◆ Text block
· · ·
Some jump-scares and classic horror beats follow the next beats of the film, with a puking Cecilia ultimately discovering that she is pregnant after being grilled by our powerful males, challenging her to prove that such a pregnancy is, indeed, immaculate.
TITLE CARD. (Okay, there isn’t a title-card at this point, but come on, how can I write this and NOT use this!)
The movie further embraces those gentle horror beats - a suicide within the monastery; flashes of our masked figures; the murder of Cecilia’s only true friend; some scarred patients and an attack on Cecilia, her colleague demanding that it should have been her.
Cecilia’s discomfort is powerful, but Immaculate is careful with how it plays this: she accepts this discomfort with the grace and honour of a woman who (supposedly) knows her minor place in the world. And in doing so, the movie loses significant power: any threats are just too subtle, and the film doesn’t pay enough attention to Cecilia’s decline - nor these threats - to sell either.
And then, Cecilia and the viewer discover the truths behind her pregnancy.
Cecilia’s lack of power has a very specific cause, and Immaculate loses its own power in the process because this cause is just so jarring and alien ; nope, it’s not aliens, but the strong religious imagery and the associated sublime power are all lost to science.
Science. Fucking science. Nope, thanks. I didn’t need science in this movie.
Until this point, Immaculate has been serving Rosemary’s Baby, touches of Lords Of Salem and, most significantly, Suspiria…only to step away from such strong beats and turn to mad scientists. Sure, the mad scientist is a man, a great fit for the movie’s beats of gender (and body) autonomy. But it’s just a mad scientist.
The Other of the movie loses its power, and that’s great for our lead character; but that’s not a good thing for a horror movie.
Don’t get me wrong, this isn’t necessarily a bad thing: the film embraces this change in direction and handles it well going forward with Cecilia reclaiming her autonomy once more.
But this reveal just comes too soon, leaving the rest of the movie to be solely about Cecilia’s finding her power, identity and Self.
Visually, Immaculate is, indeed, immaculate, it’s camera work and scenery strong and beautiful, its colours and imagery taken from the Catholic Church and abusing it (in a good way) with jump-scares, blood and puke. Sweeney’s Cecilia is not a great character, as I’ve mentioned; there is little point to her , but the very fact that a man is writing this about a woman proves to be the point of such a character. And dear fuck, when Sweeny and Cecilia join forces, shrug at us men with a “fuck this shit,” she serves one of the strongest Final Girl’s we’ve seen in years.
Similarly, the film’s use of language (and lack thereof) is beautiful and noticeable, calling attention to Cecilia’s consensual lack of power that knowingly lingers throughout the film. As a character, Cecilia’s is introduced to us flying solo (literally); she has no surname; she does not speak the same language of her peers (and they’re clearly using her) with some scenes of the film, especially the results of Cecilia’s initial scans, use this language so very well. The final shots of Immaculate hammer home the fact that Cecilia is alone - always has been and (perhaps) always will be.
I’m still not sure what I thought about Immaculate though: I just don’t know if I liked it, or if it's flaws and errors were just too strong. Its release at Easter is, at least, a work of marketing and advertising genius.
But even as I say that, I wonder.
Wouldn’t a horror movie with the these religiously pregnant beats…work….better…at…Christmas?
· · ·
◆ What you need to do
Can you turn the paragraph of the Immaculate review beginning "Until this point" into a short bulleted list that keeps its main facts?
· · ·
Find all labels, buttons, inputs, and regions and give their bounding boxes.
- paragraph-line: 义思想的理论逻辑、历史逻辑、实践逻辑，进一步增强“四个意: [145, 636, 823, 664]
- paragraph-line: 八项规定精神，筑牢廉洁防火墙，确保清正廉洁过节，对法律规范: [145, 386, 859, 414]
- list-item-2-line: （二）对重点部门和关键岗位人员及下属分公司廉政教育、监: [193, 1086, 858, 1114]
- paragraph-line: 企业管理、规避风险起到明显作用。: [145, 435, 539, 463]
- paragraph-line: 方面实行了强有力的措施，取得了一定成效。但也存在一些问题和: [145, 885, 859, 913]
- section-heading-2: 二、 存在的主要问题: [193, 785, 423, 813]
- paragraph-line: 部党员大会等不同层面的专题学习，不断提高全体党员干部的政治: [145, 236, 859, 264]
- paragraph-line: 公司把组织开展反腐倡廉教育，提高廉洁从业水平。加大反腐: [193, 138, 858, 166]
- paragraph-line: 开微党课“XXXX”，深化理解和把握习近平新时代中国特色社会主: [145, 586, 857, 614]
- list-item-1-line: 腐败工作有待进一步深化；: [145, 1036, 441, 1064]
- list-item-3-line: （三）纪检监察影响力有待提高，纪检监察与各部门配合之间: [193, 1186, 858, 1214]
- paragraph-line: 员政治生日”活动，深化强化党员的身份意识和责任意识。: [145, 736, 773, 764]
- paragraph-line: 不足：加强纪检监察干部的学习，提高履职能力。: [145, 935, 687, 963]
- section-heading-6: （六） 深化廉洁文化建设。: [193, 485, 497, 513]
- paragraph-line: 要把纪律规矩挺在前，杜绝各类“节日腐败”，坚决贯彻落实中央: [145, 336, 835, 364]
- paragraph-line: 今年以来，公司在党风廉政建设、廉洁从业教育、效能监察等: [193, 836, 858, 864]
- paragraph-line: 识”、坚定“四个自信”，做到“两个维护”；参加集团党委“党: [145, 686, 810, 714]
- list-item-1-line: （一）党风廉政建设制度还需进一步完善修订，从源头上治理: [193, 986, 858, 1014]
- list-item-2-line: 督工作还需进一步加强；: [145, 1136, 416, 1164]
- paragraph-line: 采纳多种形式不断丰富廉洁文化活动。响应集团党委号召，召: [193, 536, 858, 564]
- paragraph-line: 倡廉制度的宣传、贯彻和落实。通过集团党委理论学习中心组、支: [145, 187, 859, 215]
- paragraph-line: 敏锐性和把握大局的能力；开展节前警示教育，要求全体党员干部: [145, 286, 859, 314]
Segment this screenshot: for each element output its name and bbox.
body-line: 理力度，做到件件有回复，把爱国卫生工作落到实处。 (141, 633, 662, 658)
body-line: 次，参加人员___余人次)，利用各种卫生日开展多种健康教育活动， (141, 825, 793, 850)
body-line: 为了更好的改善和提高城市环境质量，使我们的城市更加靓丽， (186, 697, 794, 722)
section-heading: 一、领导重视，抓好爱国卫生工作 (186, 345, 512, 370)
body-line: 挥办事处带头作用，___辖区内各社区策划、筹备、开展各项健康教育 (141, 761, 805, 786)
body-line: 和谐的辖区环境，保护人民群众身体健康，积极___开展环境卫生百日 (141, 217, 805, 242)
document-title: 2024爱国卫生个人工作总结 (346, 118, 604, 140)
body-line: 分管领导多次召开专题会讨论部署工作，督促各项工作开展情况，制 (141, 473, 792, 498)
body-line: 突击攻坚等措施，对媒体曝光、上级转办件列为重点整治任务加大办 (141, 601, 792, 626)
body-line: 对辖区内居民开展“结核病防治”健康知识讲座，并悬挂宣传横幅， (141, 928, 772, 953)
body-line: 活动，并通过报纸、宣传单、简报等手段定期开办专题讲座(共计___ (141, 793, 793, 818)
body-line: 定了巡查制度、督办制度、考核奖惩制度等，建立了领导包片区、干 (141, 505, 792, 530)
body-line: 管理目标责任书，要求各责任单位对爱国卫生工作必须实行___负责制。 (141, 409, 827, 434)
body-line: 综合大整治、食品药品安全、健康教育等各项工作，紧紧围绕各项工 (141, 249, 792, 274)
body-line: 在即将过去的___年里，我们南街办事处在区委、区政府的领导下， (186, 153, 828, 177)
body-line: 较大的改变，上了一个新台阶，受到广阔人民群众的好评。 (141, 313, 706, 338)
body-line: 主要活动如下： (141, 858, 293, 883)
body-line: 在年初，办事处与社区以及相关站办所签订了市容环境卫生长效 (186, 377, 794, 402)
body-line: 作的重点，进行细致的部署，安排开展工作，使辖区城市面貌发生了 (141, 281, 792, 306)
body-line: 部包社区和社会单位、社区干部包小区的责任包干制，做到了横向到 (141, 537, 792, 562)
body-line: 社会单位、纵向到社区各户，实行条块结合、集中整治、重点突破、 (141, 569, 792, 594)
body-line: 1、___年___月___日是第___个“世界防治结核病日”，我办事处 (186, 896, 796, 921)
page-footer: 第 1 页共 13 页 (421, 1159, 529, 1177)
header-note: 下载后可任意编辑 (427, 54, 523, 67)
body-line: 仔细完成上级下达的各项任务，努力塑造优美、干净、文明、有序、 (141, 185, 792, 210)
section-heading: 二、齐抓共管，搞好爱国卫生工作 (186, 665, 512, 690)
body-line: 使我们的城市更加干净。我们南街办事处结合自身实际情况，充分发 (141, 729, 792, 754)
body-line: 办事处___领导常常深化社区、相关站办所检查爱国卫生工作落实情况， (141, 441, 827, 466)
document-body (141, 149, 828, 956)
· · ·
◆ Response area
- Up to this point, Immaculate draws on Rosemary's Baby, Lords Of Salem and, above all, Suspiria.
- It then drops those strong beats and turns to mad scientists.
- The mad scientist being a man fits the film's themes of gender and body autonomy.
- Still, he is only a mad scientist.